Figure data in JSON
## start

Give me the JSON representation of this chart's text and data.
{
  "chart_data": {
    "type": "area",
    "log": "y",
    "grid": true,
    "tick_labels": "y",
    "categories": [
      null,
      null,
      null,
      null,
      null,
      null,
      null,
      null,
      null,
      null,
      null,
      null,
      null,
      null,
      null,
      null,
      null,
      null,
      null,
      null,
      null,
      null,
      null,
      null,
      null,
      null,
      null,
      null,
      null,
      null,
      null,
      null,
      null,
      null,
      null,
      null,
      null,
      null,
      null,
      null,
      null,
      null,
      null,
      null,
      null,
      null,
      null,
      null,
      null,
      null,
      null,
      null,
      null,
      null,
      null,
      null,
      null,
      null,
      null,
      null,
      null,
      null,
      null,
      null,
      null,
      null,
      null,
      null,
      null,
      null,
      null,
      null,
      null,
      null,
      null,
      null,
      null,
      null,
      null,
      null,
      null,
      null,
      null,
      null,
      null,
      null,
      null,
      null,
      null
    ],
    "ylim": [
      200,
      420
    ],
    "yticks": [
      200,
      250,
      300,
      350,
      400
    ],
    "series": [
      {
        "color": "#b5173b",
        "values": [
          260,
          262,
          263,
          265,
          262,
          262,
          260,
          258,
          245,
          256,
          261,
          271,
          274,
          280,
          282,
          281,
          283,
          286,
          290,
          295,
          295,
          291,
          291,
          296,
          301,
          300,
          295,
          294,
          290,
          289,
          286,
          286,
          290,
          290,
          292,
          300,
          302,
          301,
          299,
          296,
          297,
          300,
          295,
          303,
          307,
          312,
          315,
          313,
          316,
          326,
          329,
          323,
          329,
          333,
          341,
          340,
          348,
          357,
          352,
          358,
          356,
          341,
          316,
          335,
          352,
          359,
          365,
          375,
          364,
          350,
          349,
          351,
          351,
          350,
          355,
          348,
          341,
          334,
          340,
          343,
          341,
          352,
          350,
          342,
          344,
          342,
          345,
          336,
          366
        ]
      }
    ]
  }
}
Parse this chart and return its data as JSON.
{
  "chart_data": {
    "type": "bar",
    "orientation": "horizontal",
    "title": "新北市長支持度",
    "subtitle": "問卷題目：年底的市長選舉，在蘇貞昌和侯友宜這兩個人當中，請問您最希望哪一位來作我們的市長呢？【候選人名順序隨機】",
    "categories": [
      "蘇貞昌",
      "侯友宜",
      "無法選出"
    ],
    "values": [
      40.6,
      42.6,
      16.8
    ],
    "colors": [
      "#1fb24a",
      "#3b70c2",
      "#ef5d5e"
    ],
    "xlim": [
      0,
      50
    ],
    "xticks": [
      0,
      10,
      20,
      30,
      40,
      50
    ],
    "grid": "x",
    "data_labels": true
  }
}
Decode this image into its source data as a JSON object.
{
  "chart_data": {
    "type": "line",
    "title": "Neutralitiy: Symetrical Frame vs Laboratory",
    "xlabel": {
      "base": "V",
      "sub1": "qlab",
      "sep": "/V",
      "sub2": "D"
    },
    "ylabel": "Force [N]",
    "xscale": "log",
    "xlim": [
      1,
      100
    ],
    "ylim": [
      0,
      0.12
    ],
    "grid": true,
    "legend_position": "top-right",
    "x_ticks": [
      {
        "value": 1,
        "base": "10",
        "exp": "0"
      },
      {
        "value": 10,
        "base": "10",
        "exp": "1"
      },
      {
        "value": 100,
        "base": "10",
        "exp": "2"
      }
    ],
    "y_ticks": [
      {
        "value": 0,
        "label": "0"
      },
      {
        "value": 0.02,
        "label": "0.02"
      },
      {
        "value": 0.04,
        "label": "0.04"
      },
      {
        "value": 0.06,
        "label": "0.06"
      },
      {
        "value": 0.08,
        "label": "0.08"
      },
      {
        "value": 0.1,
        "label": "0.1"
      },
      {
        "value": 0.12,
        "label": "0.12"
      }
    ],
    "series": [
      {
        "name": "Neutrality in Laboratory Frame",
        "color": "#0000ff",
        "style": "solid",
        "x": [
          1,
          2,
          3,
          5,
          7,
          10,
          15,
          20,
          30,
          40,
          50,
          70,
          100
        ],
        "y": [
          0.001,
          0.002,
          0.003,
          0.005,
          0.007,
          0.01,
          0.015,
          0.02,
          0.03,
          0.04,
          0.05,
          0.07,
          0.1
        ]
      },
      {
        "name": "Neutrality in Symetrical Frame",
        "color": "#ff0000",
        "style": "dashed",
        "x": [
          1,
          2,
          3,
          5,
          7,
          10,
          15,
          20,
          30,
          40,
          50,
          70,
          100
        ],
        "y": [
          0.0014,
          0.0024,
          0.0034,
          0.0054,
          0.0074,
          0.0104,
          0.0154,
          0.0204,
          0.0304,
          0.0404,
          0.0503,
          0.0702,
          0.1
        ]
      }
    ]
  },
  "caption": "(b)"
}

## end

→ **Given problem**
Your task is to repeat each line of the material exactly.

→ **Task answer**
Give me the JSON representation of this chart's text and data.
{
  "chart_data": {
    "type": "area",
    "log": "y",
    "grid": true,
    "tick_labels": "y",
    "categories": [
      null,
      null,
      null,
      null,
      null,
      null,
      null,
      null,
      null,
      null,
      null,
      null,
      null,
      null,
      null,
      null,
      null,
      null,
      null,
      null,
      null,
      null,
      null,
      null,
      null,
      null,
      null,
      null,
      null,
      null,
      null,
      null,
      null,
      null,
      null,
      null,
      null,
      null,
      null,
      null,
      null,
      null,
      null,
      null,
      null,
      null,
      null,
      null,
      null,
      null,
      null,
      null,
      null,
      null,
      null,
      null,
      null,
      null,
      null,
      null,
      null,
      null,
      null,
      null,
      null,
      null,
      null,
      null,
      null,
      null,
      null,
      null,
      null,
      null,
      null,
      null,
      null,
      null,
      null,
      null,
      null,
      null,
      null,
      null,
      null,
      null,
      null,
      null,
      null
    ],
    "ylim": [
      200,
      420
    ],
    "yticks": [
      200,
      250,
      300,
      350,
      400
    ],
    "series": [
      {
        "color": "#b5173b",
        "values": [
          260,
          262,
          263,
          265,
          262,
          262,
          260,
          258,
          245,
          256,
          261,
          271,
          274,
          280,
          282,
          281,
          283,
          286,
          290,
          295,
          295,
          291,
          291,
          296,
          301,
          300,
          295,
          294,
          290,
          289,
          286,
          286,
          290,
          290,
          292,
          300,
          302,
          301,
          299,
          296,
          297,
          300,
          295,
          303,
          307,
          312,
          315,
          313,
          316,
          326,
          329,
          323,
          329,
          333,
          341,
          340,
          348,
          357,
          352,
          358,
          356,
          341,
          316,
          335,
          352,
          359,
          365,
          375,
          364,
          350,
          349,
          351,
          351,
          350,
          355,
          348,
          341,
          334,
          340,
          343,
          341,
          352,
          350,
          342,
          344,
          342,
          345,
          336,
          366
        ]
      }
    ]
  }
}
Parse this chart and return its data as JSON.
{
  "chart_data": {
    "type": "bar",
    "orientation": "horizontal",
    "title": "新北市長支持度",
    "subtitle": "問卷題目：年底的市長選舉，在蘇貞昌和侯友宜這兩個人當中，請問您最希望哪一位來作我們的市長呢？【候選人名順序隨機】",
    "categories": [
      "蘇貞昌",
      "侯友宜",
      "無法選出"
    ],
    "values": [
      40.6,
      42.6,
      16.8
    ],
    "colors": [
      "#1fb24a",
      "#3b70c2",
      "#ef5d5e"
    ],
    "xlim": [
      0,
      50
    ],
    "xticks": [
      0,
      10,
      20,
      30,
      40,
      50
    ],
    "grid": "x",
    "data_labels": true
  }
}
Decode this image into its source data as a JSON object.
{
  "chart_data": {
    "type": "line",
    "title": "Neutralitiy: Symetrical Frame vs Laboratory",
    "xlabel": {
      "base": "V",
      "sub1": "qlab",
      "sep": "/V",
      "sub2": "D"
    },
    "ylabel": "Force [N]",
    "xscale": "log",
    "xlim": [
      1,
      100
    ],
    "ylim": [
      0,
      0.12
    ],
    "grid": true,
    "legend_position": "top-right",
    "x_ticks": [
      {
        "value": 1,
        "base": "10",
        "exp": "0"
      },
      {
        "value": 10,
        "base": "10",
        "exp": "1"
      },
      {
        "value": 100,
        "base": "10",
        "exp": "2"
      }
    ],
    "y_ticks": [
      {
        "value": 0,
        "label": "0"
      },
      {
        "value": 0.02,
        "label": "0.02"
      },
      {
        "value": 0.04,
        "label": "0.04"
      },
      {
        "value": 0.06,
        "label": "0.06"
      },
      {
        "value": 0.08,
        "label": "0.08"
      },
      {
        "value": 0.1,
        "label": "0.1"
      },
      {
        "value": 0.12,
        "label": "0.12"
      }
    ],
    "series": [
      {
        "name": "Neutrality in Laboratory Frame",
        "color": "#0000ff",
        "style": "solid",
        "x": [
          1,
          2,
          3,
          5,
          7,
          10,
          15,
          20,
          30,
          40,
          50,
          70,
          100
        ],
        "y": [
          0.001,
          0.002,
          0.003,
          0.005,
          0.007,
          0.01,
          0.015,
          0.02,
          0.03,
          0.04,
          0.05,
          0.07,
          0.1
        ]
      },
      {
        "name": "Neutrality in Symetrical Frame",
        "color": "#ff0000",
        "style": "dashed",
        "x": [
          1,
          2,
          3,
          5,
          7,
          10,
          15,
          20,
          30,
          40,
          50,
          70,
          100
        ],
        "y": [
          0.0014,
          0.0024,
          0.0034,
          0.0054,
          0.0074,
          0.0104,
          0.0154,
          0.0204,
          0.0304,
          0.0404,
          0.0503,
          0.0702,
          0.1
        ]
      }
    ]
  },
  "caption": "(b)"
}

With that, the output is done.